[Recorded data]
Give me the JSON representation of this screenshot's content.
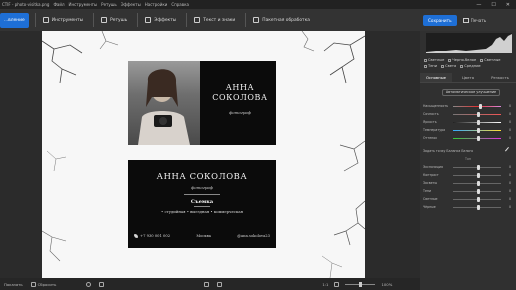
{
  "app": {
    "title": "CTIF - photo-visitka.png",
    "menus": [
      "Файл",
      "Инструменты",
      "Ретушь",
      "Эффекты",
      "Настройки",
      "Справка"
    ],
    "window_controls": [
      "—",
      "☐",
      "✕"
    ]
  },
  "toolbar": {
    "items": [
      {
        "label": "...вление",
        "icon": "adjust-icon",
        "active": true
      },
      {
        "label": "Инструменты",
        "icon": "tools-icon"
      },
      {
        "label": "Ретушь",
        "icon": "retouch-icon"
      },
      {
        "label": "Эффекты",
        "icon": "effects-icon"
      },
      {
        "label": "Текст и знаки",
        "icon": "text-icon"
      },
      {
        "label": "Пакетная обработка",
        "icon": "batch-icon"
      }
    ],
    "save_label": "Сохранить",
    "print_label": "Печать"
  },
  "cards": {
    "card1": {
      "name_line1": "АННА",
      "name_line2": "СОКОЛОВА",
      "role": "фотограф"
    },
    "card2": {
      "name": "АННА СОКОЛОВА",
      "role": "фотограф",
      "services_title": "Съемка",
      "services_list": "• студийная   • выездная   • коммерческая",
      "phone": "+7 930 001 002",
      "city": "Москва",
      "social": "@ann.sokolova23"
    }
  },
  "right_panel": {
    "checkboxes": [
      "Светлые",
      "Черно-белое",
      "Светлые"
    ],
    "checkboxes2": [
      "Тени",
      "Света",
      "Средние"
    ],
    "tabs": [
      "Основные",
      "Цвета",
      "Резкость"
    ],
    "active_tab": "Основные",
    "auto_button": "Автоматическое улучшение",
    "sliders": [
      {
        "label": "Насыщенность",
        "value": "0",
        "pos": 0.55,
        "gradient": "linear-gradient(90deg,#888,#d33,#d8d)"
      },
      {
        "label": "Сочность",
        "value": "0",
        "pos": 0.5,
        "gradient": "linear-gradient(90deg,#777,#e55)"
      },
      {
        "label": "Яркость",
        "value": "0",
        "pos": 0.5,
        "gradient": "linear-gradient(90deg,#222,#fff)"
      },
      {
        "label": "Температура",
        "value": "0",
        "pos": 0.5,
        "gradient": "linear-gradient(90deg,#3af,#fd3)"
      },
      {
        "label": "Оттенок",
        "value": "0",
        "pos": 0.5,
        "gradient": "linear-gradient(90deg,#3c3,#d3d)"
      }
    ],
    "bw_label": "Задать точку Баланса Белого",
    "tone_section": "Тон",
    "tone_sliders": [
      {
        "label": "Экспозиция",
        "value": "0",
        "pos": 0.5
      },
      {
        "label": "Контраст",
        "value": "0",
        "pos": 0.5
      },
      {
        "label": "Засветы",
        "value": "0",
        "pos": 0.5
      },
      {
        "label": "Тени",
        "value": "0",
        "pos": 0.5
      },
      {
        "label": "Светлые",
        "value": "0",
        "pos": 0.5
      },
      {
        "label": "Чёрные",
        "value": "0",
        "pos": 0.5
      }
    ]
  },
  "status": {
    "view_label": "Показать",
    "reset_label": "Сбросить",
    "zoom_fit": "1:1",
    "zoom_value": "100%",
    "zoom_pos": 0.45
  }
}
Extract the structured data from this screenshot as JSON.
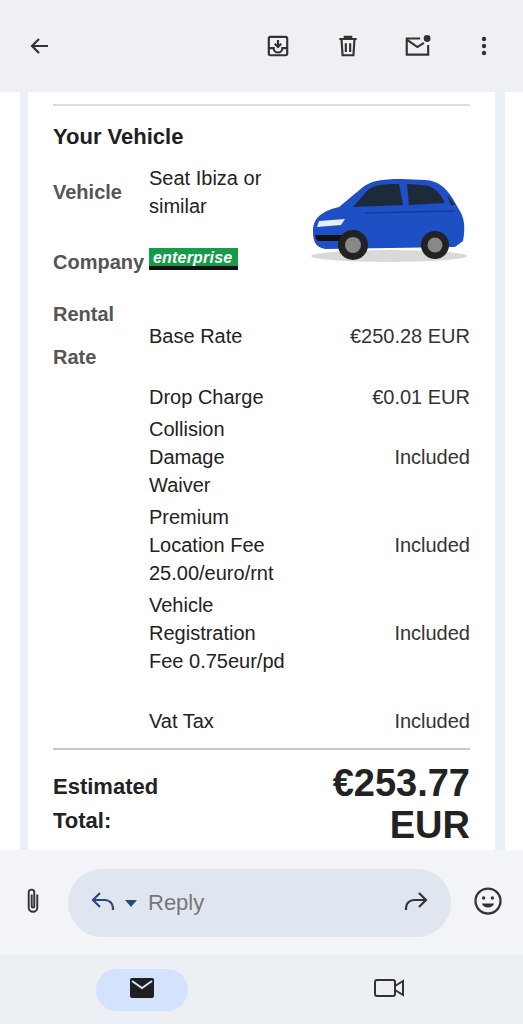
{
  "vehicle_section": {
    "title": "Your Vehicle",
    "vehicle_label": "Vehicle",
    "vehicle_value": "Seat Ibiza or similar",
    "company_label": "Company",
    "company_logo": "enterprise",
    "rate_label": "Rental Rate"
  },
  "charges": [
    {
      "name": "Base Rate",
      "amount": "€250.28 EUR"
    },
    {
      "name": "Drop Charge",
      "amount": "€0.01 EUR"
    },
    {
      "name": "Collision Damage Waiver",
      "amount": "Included"
    },
    {
      "name": "Premium Location Fee 25.00/euro/rnt",
      "amount": "Included"
    },
    {
      "name": "Vehicle Registration Fee 0.75eur/pd",
      "amount": "Included"
    },
    {
      "name": "Vat Tax",
      "amount": "Included"
    }
  ],
  "total": {
    "label": "Estimated Total:",
    "amount": "€253.77 EUR"
  },
  "reply_bar": {
    "placeholder": "Reply"
  },
  "bottom_nav": [
    {
      "selected": true
    },
    {
      "selected": false
    }
  ]
}
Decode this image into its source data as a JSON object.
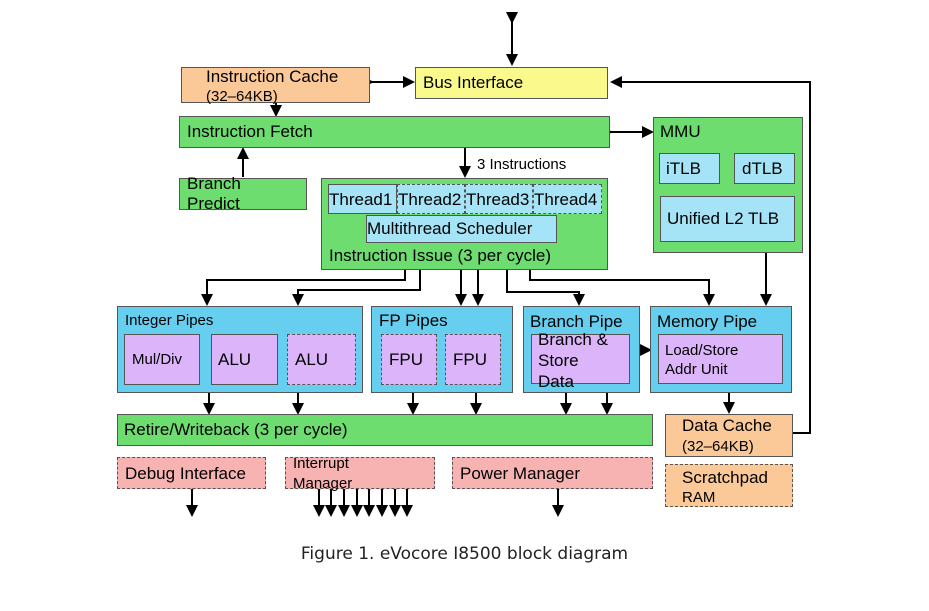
{
  "blocks": {
    "instruction_cache": {
      "title": "Instruction Cache",
      "subtitle": "(32–64KB)"
    },
    "bus_interface": {
      "title": "Bus Interface"
    },
    "instruction_fetch": {
      "title": "Instruction Fetch"
    },
    "branch_predict": {
      "title": "Branch",
      "title2": "Predict"
    },
    "mmu": {
      "title": "MMU",
      "itlb": "iTLB",
      "dtlb": "dTLB",
      "l2tlb": "Unified L2 TLB"
    },
    "fetch_to_issue_label": "3 Instructions",
    "issue": {
      "threads": [
        "Thread1",
        "Thread2",
        "Thread3",
        "Thread4"
      ],
      "scheduler": "Multithread Scheduler",
      "title": "Instruction Issue (3 per cycle)"
    },
    "integer_pipes": {
      "title": "Integer Pipes",
      "units": [
        "Mul/Div",
        "ALU",
        "ALU"
      ]
    },
    "fp_pipes": {
      "title": "FP Pipes",
      "units": [
        "FPU",
        "FPU"
      ]
    },
    "branch_pipe": {
      "title": "Branch Pipe",
      "unit_lines": [
        "Branch &",
        "Store",
        "Data"
      ]
    },
    "memory_pipe": {
      "title": "Memory Pipe",
      "unit_lines": [
        "Load/Store",
        "Addr Unit"
      ]
    },
    "retire": {
      "title": "Retire/Writeback (3 per cycle)"
    },
    "data_cache": {
      "title": "Data Cache",
      "subtitle": "(32–64KB)"
    },
    "debug_interface": {
      "title": "Debug Interface"
    },
    "interrupt_manager": {
      "title": "Interrupt",
      "title2": "Manager"
    },
    "power_manager": {
      "title": "Power Manager"
    },
    "scratchpad": {
      "title": "Scratchpad",
      "subtitle": "RAM"
    }
  },
  "caption": "Figure 1. eVocore I8500 block diagram"
}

TASK TO CARRY OUT |
Filter the data for the string "linear" and copy every line that has it.

REPLY TO THE EXERCISE |
        "gradient": "linear-gradient(90deg,#888,#d33,#d8d)"
        "gradient": "linear-gradient(90deg,#777,#e55)"
        "gradient": "linear-gradient(90deg,#222,#fff)"
        "gradient": "linear-gradient(90deg,#3af,#fd3)"
        "gradient": "linear-gradient(90deg,#3c3,#d3d)"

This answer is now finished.